◆ **WRITTEN EXERCISE**
Write out the whole listing exactly as it stands.

◆ **INFORMATION GIVEN**
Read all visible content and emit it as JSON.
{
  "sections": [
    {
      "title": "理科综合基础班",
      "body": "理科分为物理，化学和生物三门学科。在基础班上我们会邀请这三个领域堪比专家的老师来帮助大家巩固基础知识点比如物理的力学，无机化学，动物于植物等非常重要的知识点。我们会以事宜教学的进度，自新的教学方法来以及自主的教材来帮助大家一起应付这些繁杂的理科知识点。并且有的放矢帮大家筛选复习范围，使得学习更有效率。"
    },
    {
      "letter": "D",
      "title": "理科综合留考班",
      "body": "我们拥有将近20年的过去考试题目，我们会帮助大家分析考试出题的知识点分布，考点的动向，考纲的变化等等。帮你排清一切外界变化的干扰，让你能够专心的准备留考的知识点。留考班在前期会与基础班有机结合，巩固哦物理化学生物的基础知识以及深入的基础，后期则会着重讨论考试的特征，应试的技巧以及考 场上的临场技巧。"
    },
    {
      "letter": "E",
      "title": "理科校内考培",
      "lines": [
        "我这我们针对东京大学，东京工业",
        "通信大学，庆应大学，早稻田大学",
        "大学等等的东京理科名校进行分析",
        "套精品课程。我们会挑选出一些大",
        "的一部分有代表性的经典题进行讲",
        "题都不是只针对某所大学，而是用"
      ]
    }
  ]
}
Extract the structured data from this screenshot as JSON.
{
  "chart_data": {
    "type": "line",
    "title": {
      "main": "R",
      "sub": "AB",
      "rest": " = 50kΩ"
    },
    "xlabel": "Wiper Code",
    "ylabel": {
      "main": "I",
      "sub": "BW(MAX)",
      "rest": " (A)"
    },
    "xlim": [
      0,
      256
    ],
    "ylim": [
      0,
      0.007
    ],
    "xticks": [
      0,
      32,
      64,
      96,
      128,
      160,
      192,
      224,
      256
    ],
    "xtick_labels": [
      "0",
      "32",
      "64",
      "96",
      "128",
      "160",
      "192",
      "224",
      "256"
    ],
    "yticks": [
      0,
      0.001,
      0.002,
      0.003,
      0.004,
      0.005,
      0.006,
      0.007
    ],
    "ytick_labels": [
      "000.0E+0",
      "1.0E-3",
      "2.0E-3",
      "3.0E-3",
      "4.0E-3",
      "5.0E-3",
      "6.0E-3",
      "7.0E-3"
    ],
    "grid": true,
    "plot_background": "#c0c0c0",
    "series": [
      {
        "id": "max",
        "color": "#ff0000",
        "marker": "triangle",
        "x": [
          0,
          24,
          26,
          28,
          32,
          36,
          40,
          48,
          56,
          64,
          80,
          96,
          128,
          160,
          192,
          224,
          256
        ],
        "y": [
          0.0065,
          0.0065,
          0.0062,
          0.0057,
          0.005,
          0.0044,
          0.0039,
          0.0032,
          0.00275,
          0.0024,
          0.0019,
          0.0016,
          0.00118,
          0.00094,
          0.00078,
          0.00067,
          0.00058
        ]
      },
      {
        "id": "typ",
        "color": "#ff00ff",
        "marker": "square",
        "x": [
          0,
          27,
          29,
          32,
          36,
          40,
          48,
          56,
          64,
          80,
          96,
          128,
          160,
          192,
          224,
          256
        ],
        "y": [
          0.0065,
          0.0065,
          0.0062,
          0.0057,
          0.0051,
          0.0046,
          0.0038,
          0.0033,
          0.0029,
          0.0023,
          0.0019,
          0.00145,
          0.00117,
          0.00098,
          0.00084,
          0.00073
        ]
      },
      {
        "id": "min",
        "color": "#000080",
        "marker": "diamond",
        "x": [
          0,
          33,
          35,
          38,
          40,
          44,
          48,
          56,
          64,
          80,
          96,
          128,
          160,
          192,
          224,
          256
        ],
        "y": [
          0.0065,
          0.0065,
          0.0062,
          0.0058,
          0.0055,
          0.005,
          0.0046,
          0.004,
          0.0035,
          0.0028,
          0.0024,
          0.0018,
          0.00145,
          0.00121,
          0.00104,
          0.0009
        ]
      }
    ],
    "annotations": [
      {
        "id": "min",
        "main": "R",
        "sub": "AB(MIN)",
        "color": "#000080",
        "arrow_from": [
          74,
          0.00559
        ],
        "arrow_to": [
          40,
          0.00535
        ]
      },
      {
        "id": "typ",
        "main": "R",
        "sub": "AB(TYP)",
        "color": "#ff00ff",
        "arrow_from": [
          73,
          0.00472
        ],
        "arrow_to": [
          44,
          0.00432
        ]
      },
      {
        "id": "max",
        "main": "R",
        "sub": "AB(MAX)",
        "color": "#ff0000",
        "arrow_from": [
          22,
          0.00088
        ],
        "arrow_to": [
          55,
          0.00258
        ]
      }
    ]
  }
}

◆ **SOLUTION BELOW**
Read all visible content and emit it as JSON.
{
  "sections": [
    {
      "title": "理科综合基础班",
      "body": "理科分为物理，化学和生物三门学科。在基础班上我们会邀请这三个领域堪比专家的老师来帮助大家巩固基础知识点比如物理的力学，无机化学，动物于植物等非常重要的知识点。我们会以事宜教学的进度，自新的教学方法来以及自主的教材来帮助大家一起应付这些繁杂的理科知识点。并且有的放矢帮大家筛选复习范围，使得学习更有效率。"
    },
    {
      "letter": "D",
      "title": "理科综合留考班",
      "body": "我们拥有将近20年的过去考试题目，我们会帮助大家分析考试出题的知识点分布，考点的动向，考纲的变化等等。帮你排清一切外界变化的干扰，让你能够专心的准备留考的知识点。留考班在前期会与基础班有机结合，巩固哦物理化学生物的基础知识以及深入的基础，后期则会着重讨论考试的特征，应试的技巧以及考 场上的临场技巧。"
    },
    {
      "letter": "E",
      "title": "理科校内考培",
      "lines": [
        "我这我们针对东京大学，东京工业",
        "通信大学，庆应大学，早稻田大学",
        "大学等等的东京理科名校进行分析",
        "套精品课程。我们会挑选出一些大",
        "的一部分有代表性的经典题进行讲",
        "题都不是只针对某所大学，而是用"
      ]
    }
  ]
}
Extract the structured data from this screenshot as JSON.
{
  "chart_data": {
    "type": "line",
    "title": {
      "main": "R",
      "sub": "AB",
      "rest": " = 50kΩ"
    },
    "xlabel": "Wiper Code",
    "ylabel": {
      "main": "I",
      "sub": "BW(MAX)",
      "rest": " (A)"
    },
    "xlim": [
      0,
      256
    ],
    "ylim": [
      0,
      0.007
    ],
    "xticks": [
      0,
      32,
      64,
      96,
      128,
      160,
      192,
      224,
      256
    ],
    "xtick_labels": [
      "0",
      "32",
      "64",
      "96",
      "128",
      "160",
      "192",
      "224",
      "256"
    ],
    "yticks": [
      0,
      0.001,
      0.002,
      0.003,
      0.004,
      0.005,
      0.006,
      0.007
    ],
    "ytick_labels": [
      "000.0E+0",
      "1.0E-3",
      "2.0E-3",
      "3.0E-3",
      "4.0E-3",
      "5.0E-3",
      "6.0E-3",
      "7.0E-3"
    ],
    "grid": true,
    "plot_background": "#c0c0c0",
    "series": [
      {
        "id": "max",
        "color": "#ff0000",
        "marker": "triangle",
        "x": [
          0,
          24,
          26,
          28,
          32,
          36,
          40,
          48,
          56,
          64,
          80,
          96,
          128,
          160,
          192,
          224,
          256
        ],
        "y": [
          0.0065,
          0.0065,
          0.0062,
          0.0057,
          0.005,
          0.0044,
          0.0039,
          0.0032,
          0.00275,
          0.0024,
          0.0019,
          0.0016,
          0.00118,
          0.00094,
          0.00078,
          0.00067,
          0.00058
        ]
      },
      {
        "id": "typ",
        "color": "#ff00ff",
        "marker": "square",
        "x": [
          0,
          27,
          29,
          32,
          36,
          40,
          48,
          56,
          64,
          80,
          96,
          128,
          160,
          192,
          224,
          256
        ],
        "y": [
          0.0065,
          0.0065,
          0.0062,
          0.0057,
          0.0051,
          0.0046,
          0.0038,
          0.0033,
          0.0029,
          0.0023,
          0.0019,
          0.00145,
          0.00117,
          0.00098,
          0.00084,
          0.00073
        ]
      },
      {
        "id": "min",
        "color": "#000080",
        "marker": "diamond",
        "x": [
          0,
          33,
          35,
          38,
          40,
          44,
          48,
          56,
          64,
          80,
          96,
          128,
          160,
          192,
          224,
          256
        ],
        "y": [
          0.0065,
          0.0065,
          0.0062,
          0.0058,
          0.0055,
          0.005,
          0.0046,
          0.004,
          0.0035,
          0.0028,
          0.0024,
          0.0018,
          0.00145,
          0.00121,
          0.00104,
          0.0009
        ]
      }
    ],
    "annotations": [
      {
        "id": "min",
        "main": "R",
        "sub": "AB(MIN)",
        "color": "#000080",
        "arrow_from": [
          74,
          0.00559
        ],
        "arrow_to": [
          40,
          0.00535
        ]
      },
      {
        "id": "typ",
        "main": "R",
        "sub": "AB(TYP)",
        "color": "#ff00ff",
        "arrow_from": [
          73,
          0.00472
        ],
        "arrow_to": [
          44,
          0.00432
        ]
      },
      {
        "id": "max",
        "main": "R",
        "sub": "AB(MAX)",
        "color": "#ff0000",
        "arrow_from": [
          22,
          0.00088
        ],
        "arrow_to": [
          55,
          0.00258
        ]
      }
    ]
  }
}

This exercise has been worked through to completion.